| DATA PROVIDED |
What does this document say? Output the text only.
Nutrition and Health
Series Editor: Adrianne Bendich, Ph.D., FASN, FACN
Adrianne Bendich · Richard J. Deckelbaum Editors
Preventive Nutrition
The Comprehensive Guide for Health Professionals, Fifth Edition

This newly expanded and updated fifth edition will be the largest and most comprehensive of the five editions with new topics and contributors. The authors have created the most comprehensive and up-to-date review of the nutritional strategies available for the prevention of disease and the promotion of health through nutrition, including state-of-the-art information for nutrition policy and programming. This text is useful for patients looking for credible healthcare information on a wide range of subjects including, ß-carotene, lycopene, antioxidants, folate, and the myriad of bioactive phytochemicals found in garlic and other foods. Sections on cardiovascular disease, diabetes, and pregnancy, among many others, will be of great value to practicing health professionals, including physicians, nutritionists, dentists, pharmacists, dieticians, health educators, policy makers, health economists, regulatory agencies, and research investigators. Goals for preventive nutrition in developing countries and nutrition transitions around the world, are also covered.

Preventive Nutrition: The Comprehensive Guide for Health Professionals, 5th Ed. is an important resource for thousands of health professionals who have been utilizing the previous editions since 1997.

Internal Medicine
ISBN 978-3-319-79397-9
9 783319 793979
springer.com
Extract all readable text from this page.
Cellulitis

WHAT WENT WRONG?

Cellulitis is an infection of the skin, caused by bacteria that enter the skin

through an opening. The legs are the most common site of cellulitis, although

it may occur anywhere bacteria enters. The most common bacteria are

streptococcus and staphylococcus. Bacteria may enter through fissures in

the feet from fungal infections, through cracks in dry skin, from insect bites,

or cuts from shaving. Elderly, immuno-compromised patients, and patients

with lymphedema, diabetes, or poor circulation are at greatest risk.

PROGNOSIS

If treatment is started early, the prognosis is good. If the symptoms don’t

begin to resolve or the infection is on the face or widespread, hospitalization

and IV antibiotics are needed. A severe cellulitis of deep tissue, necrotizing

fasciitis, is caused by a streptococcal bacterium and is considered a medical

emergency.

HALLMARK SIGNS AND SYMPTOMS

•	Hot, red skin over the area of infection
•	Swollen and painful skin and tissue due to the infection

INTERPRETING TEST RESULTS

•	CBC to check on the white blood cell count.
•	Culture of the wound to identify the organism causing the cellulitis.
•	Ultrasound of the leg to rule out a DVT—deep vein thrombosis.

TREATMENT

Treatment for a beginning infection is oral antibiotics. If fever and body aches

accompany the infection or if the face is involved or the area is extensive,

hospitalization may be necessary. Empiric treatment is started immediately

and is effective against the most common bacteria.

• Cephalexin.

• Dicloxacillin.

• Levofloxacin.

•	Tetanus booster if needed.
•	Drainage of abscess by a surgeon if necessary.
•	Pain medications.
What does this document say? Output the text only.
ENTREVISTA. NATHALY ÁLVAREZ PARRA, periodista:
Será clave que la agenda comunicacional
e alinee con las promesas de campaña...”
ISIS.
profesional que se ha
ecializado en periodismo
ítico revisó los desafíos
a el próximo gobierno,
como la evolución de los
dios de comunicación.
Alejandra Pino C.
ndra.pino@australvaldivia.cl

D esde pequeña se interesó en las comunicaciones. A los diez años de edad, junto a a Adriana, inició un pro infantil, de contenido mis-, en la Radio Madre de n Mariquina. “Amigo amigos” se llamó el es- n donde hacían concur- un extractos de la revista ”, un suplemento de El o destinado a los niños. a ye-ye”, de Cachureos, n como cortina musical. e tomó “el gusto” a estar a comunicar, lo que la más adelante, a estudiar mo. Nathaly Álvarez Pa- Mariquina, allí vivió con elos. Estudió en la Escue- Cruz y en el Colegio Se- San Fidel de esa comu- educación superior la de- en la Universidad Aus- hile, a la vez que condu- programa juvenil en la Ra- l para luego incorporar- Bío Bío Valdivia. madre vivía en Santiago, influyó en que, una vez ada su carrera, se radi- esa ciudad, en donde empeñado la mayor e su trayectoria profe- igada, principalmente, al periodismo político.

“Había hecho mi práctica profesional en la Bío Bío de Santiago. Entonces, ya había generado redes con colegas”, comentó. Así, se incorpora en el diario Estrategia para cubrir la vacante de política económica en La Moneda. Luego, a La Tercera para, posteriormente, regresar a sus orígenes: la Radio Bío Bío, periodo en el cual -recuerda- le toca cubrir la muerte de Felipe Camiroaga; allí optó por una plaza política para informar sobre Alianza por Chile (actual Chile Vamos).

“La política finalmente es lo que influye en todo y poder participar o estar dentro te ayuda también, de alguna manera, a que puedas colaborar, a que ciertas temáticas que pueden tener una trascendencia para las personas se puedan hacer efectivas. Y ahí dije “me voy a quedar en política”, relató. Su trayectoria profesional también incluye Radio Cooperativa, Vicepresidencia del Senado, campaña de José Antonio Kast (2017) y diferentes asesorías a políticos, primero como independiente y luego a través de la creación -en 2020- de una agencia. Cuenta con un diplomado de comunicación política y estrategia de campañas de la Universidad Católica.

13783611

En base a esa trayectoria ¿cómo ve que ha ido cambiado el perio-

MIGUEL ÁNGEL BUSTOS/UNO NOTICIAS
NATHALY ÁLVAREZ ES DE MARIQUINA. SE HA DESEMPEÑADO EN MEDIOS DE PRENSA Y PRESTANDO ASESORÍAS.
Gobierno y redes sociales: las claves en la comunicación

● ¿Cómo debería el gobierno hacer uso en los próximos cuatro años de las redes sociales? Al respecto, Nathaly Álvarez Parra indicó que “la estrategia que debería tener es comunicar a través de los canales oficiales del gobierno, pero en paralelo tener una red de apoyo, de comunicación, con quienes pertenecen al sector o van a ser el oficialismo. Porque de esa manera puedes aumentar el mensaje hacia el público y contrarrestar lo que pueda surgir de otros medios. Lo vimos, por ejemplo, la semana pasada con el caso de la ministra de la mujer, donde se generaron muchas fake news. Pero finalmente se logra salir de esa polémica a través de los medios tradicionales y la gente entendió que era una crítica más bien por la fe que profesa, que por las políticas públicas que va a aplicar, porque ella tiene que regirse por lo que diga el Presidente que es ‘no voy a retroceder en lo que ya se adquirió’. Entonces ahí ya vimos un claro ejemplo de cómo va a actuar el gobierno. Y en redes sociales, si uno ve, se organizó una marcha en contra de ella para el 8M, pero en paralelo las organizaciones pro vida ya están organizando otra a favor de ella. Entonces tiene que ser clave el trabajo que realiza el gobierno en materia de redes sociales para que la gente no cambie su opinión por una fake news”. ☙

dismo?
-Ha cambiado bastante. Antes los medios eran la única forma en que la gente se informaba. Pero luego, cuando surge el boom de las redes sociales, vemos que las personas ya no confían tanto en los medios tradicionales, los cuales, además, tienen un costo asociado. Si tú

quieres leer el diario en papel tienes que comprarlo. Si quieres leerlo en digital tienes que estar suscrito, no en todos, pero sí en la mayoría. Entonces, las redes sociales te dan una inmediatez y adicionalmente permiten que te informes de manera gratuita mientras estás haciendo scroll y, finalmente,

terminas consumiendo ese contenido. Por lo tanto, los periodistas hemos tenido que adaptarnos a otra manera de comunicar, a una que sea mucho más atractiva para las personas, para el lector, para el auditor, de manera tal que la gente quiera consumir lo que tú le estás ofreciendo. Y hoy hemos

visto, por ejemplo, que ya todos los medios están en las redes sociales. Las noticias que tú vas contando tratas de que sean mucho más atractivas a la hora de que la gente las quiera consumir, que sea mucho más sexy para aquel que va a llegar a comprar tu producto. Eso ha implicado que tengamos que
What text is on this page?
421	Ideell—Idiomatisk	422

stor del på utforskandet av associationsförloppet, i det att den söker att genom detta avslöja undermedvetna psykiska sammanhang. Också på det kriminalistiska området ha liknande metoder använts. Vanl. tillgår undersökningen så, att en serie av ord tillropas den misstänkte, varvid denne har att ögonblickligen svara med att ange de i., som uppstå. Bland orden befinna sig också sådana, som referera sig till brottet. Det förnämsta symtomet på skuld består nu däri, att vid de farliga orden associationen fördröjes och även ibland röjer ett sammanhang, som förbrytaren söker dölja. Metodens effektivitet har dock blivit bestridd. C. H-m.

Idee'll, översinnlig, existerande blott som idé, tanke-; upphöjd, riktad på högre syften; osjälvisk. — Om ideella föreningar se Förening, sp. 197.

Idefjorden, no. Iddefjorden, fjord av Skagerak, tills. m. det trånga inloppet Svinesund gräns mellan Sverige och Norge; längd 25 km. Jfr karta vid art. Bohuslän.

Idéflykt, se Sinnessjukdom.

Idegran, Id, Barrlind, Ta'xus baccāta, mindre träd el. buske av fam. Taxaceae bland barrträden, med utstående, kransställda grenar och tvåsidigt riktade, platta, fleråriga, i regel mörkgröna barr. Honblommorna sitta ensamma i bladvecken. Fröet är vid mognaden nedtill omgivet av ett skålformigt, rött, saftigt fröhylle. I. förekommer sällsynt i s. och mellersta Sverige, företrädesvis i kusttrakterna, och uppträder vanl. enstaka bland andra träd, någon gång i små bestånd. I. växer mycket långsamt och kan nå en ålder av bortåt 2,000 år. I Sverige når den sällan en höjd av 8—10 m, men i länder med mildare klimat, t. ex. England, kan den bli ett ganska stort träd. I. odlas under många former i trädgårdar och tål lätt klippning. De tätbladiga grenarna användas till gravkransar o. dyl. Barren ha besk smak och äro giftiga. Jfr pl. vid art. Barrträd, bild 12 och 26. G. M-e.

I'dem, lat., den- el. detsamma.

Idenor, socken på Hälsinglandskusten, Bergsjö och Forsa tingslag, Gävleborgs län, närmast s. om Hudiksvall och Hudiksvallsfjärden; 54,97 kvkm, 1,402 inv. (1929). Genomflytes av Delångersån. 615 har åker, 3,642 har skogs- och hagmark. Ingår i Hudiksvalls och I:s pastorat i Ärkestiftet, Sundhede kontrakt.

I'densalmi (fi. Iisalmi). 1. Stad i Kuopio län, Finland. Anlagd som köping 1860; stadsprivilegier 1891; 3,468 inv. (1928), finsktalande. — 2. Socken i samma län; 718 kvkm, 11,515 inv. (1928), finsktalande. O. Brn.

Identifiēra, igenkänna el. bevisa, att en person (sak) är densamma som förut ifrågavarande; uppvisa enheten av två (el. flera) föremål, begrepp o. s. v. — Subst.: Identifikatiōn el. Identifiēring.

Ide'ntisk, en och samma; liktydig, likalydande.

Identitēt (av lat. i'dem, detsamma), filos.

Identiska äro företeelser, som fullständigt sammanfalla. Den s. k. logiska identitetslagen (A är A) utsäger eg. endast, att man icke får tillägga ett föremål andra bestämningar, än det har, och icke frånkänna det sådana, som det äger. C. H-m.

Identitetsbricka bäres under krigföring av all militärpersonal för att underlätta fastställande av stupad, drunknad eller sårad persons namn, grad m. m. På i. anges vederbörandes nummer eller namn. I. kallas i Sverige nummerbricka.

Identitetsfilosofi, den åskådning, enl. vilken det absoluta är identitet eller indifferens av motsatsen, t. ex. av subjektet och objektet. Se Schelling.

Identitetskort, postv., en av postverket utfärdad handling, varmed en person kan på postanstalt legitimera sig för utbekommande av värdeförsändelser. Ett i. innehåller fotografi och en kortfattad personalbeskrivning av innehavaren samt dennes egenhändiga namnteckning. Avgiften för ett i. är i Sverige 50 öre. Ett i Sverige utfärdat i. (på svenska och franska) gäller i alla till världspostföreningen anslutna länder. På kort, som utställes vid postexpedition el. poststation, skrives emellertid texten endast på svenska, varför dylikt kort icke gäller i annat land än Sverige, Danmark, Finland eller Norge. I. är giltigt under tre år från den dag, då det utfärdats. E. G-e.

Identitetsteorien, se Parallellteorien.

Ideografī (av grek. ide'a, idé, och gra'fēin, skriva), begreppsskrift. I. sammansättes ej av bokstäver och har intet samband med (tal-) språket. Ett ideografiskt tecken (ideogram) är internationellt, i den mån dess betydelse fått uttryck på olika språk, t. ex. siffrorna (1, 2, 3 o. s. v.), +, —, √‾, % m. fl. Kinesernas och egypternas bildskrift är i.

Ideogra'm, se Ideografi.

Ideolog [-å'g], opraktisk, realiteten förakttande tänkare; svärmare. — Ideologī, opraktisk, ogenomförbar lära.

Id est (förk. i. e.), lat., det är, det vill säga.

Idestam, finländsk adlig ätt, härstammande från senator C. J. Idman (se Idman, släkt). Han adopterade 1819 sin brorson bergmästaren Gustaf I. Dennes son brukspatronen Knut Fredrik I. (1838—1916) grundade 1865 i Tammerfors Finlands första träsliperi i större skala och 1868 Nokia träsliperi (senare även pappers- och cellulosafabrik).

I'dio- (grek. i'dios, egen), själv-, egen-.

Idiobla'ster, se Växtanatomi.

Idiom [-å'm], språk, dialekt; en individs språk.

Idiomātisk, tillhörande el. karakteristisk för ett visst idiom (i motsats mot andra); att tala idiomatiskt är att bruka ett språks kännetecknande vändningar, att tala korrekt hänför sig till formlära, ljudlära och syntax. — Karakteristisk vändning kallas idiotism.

| WHAT YOU WILL DO |
What lines in the data above contain the word "skin"? Show them all.

| RESULT |
Cellulitis is an infection of the skin, caused by bacteria that enter the skin
the feet from fungal infections, through cracks in dry skin, from insect bites,
•	Hot, red skin over the area of infection
•	Swollen and painful skin and tissue due to the infection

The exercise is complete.